> [PROVIDED ENTRIES]
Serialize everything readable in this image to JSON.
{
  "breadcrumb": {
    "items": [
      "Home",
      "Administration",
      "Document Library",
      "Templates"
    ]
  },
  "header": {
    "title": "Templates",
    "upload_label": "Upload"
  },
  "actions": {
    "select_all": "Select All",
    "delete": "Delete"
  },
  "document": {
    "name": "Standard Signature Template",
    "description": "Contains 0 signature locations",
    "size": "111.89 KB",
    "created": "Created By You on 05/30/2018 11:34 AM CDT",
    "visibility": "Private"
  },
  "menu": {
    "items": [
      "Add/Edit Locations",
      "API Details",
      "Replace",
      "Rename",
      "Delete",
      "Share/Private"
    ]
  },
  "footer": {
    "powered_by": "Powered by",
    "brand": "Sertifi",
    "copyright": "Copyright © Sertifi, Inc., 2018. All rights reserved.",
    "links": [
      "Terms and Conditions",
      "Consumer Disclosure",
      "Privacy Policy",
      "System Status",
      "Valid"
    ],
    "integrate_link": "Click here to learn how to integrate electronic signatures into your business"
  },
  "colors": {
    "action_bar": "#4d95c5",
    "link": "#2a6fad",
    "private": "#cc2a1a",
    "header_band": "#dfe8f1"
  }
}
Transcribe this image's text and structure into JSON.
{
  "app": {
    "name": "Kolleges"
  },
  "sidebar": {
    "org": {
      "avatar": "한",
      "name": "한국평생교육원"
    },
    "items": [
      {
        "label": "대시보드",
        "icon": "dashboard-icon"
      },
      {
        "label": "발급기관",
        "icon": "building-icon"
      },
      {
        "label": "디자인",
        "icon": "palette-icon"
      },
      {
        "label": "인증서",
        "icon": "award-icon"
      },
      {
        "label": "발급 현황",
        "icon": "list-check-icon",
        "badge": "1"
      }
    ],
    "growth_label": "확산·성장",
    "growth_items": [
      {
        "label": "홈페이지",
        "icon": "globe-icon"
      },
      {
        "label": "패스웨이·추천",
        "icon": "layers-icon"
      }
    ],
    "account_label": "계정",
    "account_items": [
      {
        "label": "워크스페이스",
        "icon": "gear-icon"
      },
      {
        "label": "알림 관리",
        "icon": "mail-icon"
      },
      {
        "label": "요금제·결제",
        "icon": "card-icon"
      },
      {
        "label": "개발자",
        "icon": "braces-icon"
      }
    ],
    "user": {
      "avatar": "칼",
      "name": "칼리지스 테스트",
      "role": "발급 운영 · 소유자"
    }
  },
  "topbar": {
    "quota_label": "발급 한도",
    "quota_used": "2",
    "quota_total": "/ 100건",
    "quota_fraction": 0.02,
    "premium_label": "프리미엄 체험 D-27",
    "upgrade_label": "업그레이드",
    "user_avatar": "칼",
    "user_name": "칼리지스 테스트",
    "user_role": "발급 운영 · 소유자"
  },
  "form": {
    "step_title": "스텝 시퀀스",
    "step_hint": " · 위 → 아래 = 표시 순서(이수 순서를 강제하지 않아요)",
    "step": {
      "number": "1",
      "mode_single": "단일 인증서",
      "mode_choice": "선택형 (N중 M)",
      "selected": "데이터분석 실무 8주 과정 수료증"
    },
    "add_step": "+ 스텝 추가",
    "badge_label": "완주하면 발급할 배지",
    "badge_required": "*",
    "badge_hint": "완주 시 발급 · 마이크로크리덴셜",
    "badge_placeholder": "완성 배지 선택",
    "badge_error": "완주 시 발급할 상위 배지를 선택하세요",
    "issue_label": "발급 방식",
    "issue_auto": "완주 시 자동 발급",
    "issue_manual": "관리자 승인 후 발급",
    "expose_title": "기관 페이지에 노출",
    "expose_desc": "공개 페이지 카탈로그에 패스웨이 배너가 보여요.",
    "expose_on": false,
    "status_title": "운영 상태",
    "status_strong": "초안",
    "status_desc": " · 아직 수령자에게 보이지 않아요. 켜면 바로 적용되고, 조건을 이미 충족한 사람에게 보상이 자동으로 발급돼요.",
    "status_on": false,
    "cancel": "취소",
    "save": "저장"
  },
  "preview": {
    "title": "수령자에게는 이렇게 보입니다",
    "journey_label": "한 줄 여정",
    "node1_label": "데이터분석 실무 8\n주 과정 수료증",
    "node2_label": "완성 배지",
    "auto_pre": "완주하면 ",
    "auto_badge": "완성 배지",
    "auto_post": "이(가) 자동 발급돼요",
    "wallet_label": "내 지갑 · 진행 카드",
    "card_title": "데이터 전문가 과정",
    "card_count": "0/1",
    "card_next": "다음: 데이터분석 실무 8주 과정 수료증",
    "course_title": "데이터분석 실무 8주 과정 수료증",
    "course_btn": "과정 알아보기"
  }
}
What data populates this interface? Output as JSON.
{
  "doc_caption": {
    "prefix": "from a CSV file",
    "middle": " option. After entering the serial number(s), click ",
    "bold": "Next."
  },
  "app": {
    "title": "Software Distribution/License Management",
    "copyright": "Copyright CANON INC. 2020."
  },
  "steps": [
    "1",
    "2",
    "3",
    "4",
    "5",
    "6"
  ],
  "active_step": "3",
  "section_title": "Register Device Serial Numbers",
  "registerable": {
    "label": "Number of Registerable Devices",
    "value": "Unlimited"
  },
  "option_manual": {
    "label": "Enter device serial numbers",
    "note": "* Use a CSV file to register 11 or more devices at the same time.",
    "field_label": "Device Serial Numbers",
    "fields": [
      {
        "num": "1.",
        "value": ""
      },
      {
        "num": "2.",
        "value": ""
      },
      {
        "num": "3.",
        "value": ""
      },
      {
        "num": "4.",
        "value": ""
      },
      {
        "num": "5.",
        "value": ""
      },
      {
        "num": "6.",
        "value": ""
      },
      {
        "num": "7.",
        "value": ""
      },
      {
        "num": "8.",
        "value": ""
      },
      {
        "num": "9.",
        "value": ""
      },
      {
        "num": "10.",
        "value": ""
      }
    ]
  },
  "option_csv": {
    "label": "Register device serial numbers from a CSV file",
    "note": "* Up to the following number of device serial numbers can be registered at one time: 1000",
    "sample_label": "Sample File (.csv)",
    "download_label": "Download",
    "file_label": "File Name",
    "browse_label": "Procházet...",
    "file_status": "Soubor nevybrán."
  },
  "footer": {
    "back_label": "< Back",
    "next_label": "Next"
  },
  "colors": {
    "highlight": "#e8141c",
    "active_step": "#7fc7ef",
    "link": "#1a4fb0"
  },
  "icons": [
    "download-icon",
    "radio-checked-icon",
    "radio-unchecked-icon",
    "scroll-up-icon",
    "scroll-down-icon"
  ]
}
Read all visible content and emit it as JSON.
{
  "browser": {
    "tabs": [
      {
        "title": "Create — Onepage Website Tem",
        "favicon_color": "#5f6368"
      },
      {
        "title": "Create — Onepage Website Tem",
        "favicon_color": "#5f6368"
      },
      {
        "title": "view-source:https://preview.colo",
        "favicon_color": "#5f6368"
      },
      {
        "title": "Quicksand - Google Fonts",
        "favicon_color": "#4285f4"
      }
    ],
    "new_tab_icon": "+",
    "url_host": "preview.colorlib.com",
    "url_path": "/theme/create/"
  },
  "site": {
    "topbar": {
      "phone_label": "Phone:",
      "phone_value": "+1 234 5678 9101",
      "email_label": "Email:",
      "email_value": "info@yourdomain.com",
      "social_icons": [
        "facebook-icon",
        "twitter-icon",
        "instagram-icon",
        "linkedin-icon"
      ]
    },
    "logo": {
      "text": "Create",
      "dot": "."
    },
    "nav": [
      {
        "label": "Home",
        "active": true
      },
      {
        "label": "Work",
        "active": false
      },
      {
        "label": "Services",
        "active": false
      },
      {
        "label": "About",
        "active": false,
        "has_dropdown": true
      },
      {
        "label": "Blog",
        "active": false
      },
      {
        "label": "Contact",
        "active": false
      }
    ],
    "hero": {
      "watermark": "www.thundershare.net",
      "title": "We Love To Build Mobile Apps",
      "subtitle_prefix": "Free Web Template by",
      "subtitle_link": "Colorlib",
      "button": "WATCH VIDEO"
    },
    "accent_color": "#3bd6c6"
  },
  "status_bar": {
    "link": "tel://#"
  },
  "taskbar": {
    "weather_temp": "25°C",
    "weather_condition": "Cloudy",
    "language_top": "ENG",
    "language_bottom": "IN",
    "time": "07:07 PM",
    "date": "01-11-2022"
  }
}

> [DIRECTIONS] From the records above, pull out every line containing the word "copyright".

> [OUTPUT OF THE TASK]
    "copyright": "Copyright © Sertifi, Inc., 2018. All rights reserved.",
    "copyright": "Copyright CANON INC. 2020."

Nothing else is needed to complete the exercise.